Task requirements: Find every line with the word "卖家已发货". Copy those lines.

Information shown:
++++++++++++++++++++
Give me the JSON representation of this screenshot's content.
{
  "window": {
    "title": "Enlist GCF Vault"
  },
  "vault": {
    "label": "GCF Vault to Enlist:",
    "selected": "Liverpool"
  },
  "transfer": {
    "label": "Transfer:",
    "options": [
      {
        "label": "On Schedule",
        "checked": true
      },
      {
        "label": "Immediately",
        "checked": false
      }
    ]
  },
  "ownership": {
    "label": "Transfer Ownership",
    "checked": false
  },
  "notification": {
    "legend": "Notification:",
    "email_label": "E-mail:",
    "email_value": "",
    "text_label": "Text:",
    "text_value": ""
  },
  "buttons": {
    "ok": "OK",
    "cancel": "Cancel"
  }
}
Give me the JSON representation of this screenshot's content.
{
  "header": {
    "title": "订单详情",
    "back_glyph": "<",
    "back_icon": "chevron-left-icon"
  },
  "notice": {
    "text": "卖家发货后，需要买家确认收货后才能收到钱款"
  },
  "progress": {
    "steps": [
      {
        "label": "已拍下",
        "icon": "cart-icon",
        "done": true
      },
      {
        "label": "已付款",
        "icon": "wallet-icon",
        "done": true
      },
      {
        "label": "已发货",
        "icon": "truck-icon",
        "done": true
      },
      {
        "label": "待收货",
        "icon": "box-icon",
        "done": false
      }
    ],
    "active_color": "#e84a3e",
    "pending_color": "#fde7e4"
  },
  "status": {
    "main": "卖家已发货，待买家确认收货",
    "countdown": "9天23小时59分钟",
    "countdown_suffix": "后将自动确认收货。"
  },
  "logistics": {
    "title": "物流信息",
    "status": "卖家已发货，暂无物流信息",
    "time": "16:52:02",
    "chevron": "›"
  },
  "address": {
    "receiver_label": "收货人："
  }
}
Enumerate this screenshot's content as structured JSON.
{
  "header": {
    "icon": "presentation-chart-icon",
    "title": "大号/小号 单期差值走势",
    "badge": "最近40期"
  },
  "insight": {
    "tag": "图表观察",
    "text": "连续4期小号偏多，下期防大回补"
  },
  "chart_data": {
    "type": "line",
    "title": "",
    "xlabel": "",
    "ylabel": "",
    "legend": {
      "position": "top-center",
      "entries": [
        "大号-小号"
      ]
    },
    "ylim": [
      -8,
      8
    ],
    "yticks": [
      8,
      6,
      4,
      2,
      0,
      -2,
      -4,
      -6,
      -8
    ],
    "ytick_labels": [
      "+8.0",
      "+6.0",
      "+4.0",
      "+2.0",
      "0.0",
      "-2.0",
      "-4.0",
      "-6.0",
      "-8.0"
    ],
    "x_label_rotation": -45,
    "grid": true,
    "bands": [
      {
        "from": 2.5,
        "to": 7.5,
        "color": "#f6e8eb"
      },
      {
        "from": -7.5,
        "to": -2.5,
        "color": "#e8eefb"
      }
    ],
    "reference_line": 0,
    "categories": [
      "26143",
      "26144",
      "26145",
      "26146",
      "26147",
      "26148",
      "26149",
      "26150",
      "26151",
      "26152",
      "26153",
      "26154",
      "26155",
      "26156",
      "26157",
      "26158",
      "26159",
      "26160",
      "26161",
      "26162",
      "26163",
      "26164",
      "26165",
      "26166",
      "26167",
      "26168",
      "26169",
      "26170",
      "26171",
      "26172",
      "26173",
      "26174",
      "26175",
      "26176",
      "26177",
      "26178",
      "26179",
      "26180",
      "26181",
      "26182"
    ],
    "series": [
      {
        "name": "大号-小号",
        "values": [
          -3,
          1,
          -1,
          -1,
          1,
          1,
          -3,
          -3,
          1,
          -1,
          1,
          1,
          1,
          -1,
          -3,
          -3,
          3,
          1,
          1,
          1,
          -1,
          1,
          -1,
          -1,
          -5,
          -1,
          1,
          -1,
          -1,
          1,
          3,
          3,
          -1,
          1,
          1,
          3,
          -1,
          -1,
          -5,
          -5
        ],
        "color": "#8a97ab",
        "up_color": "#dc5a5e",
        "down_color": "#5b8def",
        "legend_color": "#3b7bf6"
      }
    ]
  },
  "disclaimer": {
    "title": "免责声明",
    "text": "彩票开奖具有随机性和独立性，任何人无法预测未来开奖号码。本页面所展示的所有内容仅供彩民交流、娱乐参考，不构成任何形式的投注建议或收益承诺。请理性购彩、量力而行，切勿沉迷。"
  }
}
++++++++++++++++++++
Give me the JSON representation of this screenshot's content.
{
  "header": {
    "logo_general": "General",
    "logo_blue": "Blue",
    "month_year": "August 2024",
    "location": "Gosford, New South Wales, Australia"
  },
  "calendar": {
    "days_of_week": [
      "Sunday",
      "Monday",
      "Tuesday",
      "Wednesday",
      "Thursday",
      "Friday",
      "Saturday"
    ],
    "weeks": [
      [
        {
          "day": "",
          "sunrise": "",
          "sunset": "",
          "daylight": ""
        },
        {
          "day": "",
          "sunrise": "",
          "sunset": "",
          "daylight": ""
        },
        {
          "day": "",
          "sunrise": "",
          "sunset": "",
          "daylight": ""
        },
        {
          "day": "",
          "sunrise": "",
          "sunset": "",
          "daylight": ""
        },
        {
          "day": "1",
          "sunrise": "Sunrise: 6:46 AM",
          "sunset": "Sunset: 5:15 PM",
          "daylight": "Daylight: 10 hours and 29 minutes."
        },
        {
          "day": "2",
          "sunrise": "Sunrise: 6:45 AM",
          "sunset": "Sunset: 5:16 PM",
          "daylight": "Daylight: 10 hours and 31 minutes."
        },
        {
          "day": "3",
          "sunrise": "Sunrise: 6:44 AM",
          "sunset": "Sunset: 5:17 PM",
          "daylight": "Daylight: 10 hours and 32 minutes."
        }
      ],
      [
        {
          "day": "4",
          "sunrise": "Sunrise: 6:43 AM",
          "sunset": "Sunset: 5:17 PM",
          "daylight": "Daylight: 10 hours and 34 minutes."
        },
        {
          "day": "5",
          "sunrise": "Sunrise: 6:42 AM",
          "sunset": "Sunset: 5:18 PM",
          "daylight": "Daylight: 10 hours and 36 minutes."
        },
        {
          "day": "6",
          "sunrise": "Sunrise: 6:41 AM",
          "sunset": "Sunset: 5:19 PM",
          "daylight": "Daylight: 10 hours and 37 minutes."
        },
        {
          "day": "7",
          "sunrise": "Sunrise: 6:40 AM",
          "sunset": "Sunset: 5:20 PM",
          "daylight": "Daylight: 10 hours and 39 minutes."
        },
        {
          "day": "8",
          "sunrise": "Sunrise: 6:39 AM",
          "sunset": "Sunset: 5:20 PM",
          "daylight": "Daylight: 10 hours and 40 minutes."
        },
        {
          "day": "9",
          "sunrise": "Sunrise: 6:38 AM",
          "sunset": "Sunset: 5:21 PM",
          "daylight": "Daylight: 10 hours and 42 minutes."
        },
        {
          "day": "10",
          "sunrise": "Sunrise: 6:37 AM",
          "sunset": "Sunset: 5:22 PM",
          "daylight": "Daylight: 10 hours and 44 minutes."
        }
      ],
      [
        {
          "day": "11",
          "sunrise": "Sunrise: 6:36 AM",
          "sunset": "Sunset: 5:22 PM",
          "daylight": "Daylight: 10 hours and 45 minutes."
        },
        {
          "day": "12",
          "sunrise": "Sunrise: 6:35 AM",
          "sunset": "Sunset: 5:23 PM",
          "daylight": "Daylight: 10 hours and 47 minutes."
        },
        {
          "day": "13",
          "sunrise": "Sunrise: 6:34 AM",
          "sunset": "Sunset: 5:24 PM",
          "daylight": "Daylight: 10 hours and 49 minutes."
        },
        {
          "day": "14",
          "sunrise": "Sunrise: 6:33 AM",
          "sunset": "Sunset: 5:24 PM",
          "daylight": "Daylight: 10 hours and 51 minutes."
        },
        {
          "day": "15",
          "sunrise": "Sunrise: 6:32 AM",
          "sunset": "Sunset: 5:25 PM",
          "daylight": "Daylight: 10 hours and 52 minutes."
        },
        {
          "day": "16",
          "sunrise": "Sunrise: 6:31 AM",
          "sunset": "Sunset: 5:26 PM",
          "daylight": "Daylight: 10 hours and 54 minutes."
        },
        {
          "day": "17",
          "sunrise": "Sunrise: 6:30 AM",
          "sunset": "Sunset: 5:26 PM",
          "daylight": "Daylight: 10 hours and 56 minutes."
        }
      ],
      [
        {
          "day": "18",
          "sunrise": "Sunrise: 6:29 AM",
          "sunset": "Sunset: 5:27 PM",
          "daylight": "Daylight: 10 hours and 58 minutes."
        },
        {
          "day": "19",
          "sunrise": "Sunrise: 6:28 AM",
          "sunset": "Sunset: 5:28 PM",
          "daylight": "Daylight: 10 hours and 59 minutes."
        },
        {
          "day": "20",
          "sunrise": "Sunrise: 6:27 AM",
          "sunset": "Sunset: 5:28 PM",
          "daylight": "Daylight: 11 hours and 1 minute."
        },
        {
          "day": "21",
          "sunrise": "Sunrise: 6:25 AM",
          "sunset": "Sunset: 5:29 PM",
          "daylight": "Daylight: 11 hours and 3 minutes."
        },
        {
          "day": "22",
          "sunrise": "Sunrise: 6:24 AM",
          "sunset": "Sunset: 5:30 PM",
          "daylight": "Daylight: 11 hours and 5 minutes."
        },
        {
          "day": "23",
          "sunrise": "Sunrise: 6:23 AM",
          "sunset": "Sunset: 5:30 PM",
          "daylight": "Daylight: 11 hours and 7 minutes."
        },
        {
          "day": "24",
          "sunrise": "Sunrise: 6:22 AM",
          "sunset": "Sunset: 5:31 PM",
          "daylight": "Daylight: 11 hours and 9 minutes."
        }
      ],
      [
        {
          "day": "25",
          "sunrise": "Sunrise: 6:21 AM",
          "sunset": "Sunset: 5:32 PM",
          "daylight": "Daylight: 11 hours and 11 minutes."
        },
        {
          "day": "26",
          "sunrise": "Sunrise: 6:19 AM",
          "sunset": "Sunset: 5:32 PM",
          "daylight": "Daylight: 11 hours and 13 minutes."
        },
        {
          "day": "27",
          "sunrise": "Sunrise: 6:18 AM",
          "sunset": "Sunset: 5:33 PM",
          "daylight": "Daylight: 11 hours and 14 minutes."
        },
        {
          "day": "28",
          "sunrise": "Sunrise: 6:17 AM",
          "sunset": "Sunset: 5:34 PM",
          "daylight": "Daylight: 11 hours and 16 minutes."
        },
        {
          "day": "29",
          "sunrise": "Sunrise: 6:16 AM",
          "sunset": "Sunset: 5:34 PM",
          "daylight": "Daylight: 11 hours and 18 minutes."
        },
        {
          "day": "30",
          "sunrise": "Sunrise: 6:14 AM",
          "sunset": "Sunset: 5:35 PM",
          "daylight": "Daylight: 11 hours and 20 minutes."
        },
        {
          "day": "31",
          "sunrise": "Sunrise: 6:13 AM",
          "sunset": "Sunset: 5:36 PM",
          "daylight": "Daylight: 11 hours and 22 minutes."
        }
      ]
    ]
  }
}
++++++++++++++++++++
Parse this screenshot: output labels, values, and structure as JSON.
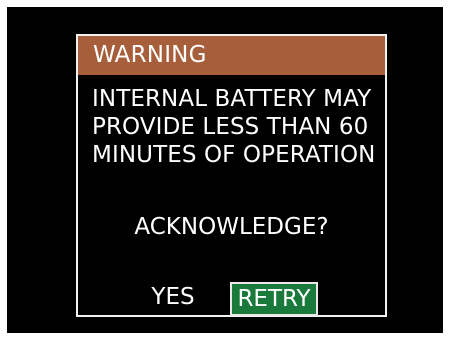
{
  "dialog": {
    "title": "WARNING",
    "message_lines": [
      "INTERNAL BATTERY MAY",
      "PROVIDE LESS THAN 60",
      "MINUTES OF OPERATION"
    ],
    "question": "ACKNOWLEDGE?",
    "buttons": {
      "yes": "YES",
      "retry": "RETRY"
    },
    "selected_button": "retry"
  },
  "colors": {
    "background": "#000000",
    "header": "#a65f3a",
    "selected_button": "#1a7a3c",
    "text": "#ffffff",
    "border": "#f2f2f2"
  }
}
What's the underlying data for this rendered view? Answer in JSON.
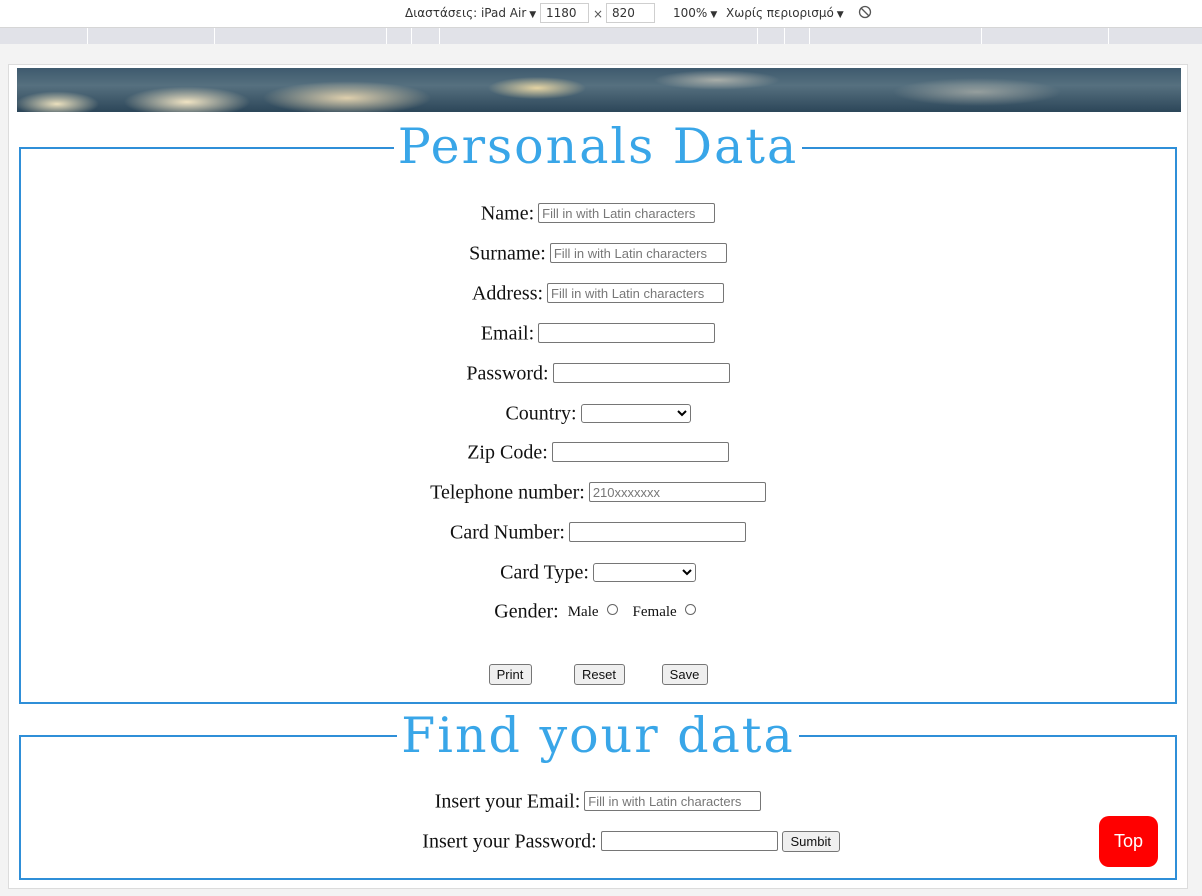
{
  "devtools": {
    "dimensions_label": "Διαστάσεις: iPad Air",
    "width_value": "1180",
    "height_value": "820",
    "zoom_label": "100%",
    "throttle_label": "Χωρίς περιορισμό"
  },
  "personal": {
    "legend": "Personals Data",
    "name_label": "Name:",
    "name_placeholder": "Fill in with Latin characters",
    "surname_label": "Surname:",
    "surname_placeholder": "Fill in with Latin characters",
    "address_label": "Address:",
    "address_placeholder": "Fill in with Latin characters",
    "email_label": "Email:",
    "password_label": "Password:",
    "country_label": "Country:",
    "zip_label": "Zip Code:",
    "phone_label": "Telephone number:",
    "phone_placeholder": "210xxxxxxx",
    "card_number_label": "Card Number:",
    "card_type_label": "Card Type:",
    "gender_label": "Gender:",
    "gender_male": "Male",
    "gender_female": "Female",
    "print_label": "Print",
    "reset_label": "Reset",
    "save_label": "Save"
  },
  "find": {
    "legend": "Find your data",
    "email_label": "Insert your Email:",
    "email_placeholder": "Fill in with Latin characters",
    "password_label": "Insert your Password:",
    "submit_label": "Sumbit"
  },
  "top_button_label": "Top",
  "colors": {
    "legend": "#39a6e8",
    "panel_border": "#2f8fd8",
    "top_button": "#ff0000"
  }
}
++++++++++++++++++++
Result of the exercise:
    "main": "卖家已发货，待买家确认收货",
    "status": "卖家已发货，暂无物流信息",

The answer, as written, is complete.